■ **Problem to solve**
Show each line that has the string "frac" in it.

■ **Input data**
# # # # #

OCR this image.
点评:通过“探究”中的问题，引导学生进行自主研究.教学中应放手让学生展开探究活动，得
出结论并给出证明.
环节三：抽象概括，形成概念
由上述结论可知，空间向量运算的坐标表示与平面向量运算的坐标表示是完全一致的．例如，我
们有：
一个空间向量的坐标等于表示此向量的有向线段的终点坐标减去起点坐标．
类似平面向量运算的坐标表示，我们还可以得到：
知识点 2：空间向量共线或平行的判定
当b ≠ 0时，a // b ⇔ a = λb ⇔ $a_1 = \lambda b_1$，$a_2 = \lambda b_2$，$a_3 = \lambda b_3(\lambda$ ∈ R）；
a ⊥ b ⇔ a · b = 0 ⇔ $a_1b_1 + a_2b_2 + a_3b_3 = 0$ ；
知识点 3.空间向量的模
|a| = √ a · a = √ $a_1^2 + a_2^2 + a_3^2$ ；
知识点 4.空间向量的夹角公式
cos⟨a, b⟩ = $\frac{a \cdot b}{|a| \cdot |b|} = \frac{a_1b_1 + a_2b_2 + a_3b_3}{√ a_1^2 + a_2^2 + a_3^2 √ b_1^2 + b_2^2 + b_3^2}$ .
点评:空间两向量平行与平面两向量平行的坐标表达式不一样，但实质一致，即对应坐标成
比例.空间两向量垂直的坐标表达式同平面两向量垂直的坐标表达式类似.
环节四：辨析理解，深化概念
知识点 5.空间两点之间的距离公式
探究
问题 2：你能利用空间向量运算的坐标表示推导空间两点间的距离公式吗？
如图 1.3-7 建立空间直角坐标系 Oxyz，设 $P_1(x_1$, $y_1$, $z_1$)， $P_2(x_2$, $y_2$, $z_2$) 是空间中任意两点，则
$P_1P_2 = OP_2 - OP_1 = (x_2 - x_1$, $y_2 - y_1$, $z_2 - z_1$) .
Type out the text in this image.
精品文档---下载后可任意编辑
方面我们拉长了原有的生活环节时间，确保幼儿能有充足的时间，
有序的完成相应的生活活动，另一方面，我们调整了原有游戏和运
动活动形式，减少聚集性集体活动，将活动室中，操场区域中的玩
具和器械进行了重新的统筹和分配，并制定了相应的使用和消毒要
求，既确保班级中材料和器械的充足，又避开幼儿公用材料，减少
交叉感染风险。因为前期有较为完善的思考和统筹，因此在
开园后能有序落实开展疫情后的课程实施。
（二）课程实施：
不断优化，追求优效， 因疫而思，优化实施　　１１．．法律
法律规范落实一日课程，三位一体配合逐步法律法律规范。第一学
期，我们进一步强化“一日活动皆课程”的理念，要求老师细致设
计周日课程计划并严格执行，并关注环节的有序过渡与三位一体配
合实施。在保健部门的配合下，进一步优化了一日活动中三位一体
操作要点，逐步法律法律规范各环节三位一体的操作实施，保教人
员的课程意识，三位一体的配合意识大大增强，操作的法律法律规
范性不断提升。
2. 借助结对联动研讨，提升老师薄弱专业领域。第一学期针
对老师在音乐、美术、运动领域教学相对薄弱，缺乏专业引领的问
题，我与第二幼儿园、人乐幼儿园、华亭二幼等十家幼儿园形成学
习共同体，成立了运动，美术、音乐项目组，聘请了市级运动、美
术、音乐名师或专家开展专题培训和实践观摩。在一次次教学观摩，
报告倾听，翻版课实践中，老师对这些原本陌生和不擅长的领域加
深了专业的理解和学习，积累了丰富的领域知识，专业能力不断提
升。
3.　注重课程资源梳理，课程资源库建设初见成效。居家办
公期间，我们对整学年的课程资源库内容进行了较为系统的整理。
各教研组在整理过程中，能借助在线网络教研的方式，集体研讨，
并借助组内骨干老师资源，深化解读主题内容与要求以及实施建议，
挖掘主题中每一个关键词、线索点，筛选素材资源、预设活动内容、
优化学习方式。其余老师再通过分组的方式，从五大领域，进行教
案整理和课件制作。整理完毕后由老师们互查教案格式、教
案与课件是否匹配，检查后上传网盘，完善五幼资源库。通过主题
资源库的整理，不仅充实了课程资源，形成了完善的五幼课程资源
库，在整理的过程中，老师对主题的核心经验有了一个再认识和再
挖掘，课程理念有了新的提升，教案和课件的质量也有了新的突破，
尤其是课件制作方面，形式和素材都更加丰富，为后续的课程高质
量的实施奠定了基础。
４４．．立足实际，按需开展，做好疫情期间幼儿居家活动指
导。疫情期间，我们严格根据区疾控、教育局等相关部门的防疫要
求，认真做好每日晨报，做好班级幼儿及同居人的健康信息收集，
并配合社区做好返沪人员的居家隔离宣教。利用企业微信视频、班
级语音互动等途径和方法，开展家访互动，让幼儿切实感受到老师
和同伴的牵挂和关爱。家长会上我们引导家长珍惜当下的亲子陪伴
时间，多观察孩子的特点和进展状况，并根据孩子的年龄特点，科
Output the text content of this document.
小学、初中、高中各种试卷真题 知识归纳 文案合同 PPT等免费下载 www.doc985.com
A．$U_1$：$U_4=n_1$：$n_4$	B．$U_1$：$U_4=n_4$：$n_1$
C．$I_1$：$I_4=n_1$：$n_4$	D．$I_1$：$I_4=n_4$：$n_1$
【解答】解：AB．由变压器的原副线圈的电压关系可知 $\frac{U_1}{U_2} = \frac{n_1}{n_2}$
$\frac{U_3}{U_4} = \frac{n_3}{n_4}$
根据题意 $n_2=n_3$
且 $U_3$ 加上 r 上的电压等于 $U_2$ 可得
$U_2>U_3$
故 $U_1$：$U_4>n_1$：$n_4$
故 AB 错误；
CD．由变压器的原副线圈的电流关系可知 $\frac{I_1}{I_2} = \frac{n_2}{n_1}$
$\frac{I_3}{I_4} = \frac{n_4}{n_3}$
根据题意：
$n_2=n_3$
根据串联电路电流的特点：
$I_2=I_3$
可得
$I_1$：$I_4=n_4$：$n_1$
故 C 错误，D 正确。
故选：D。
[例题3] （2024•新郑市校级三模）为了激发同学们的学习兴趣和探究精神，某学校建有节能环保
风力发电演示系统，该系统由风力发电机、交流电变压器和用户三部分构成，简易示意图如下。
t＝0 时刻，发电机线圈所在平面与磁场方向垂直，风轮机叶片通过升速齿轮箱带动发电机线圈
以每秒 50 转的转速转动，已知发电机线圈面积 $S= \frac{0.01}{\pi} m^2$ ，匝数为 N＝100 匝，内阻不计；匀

# # # # #

■ **Written solution**
cos⟨a, b⟩ = $\frac{a \cdot b}{|a| \cdot |b|} = \frac{a_1b_1 + a_2b_2 + a_3b_3}{√ a_1^2 + a_2^2 + a_3^2 √ b_1^2 + b_2^2 + b_3^2}$ .
【解答】解：AB．由变压器的原副线圈的电压关系可知 $\frac{U_1}{U_2} = \frac{n_1}{n_2}$
$\frac{U_3}{U_4} = \frac{n_3}{n_4}$
CD．由变压器的原副线圈的电流关系可知 $\frac{I_1}{I_2} = \frac{n_2}{n_1}$
$\frac{I_3}{I_4} = \frac{n_4}{n_3}$
以每秒 50 转的转速转动，已知发电机线圈面积 $S= \frac{0.01}{\pi} m^2$ ，匝数为 N＝100 匝，内阻不计；匀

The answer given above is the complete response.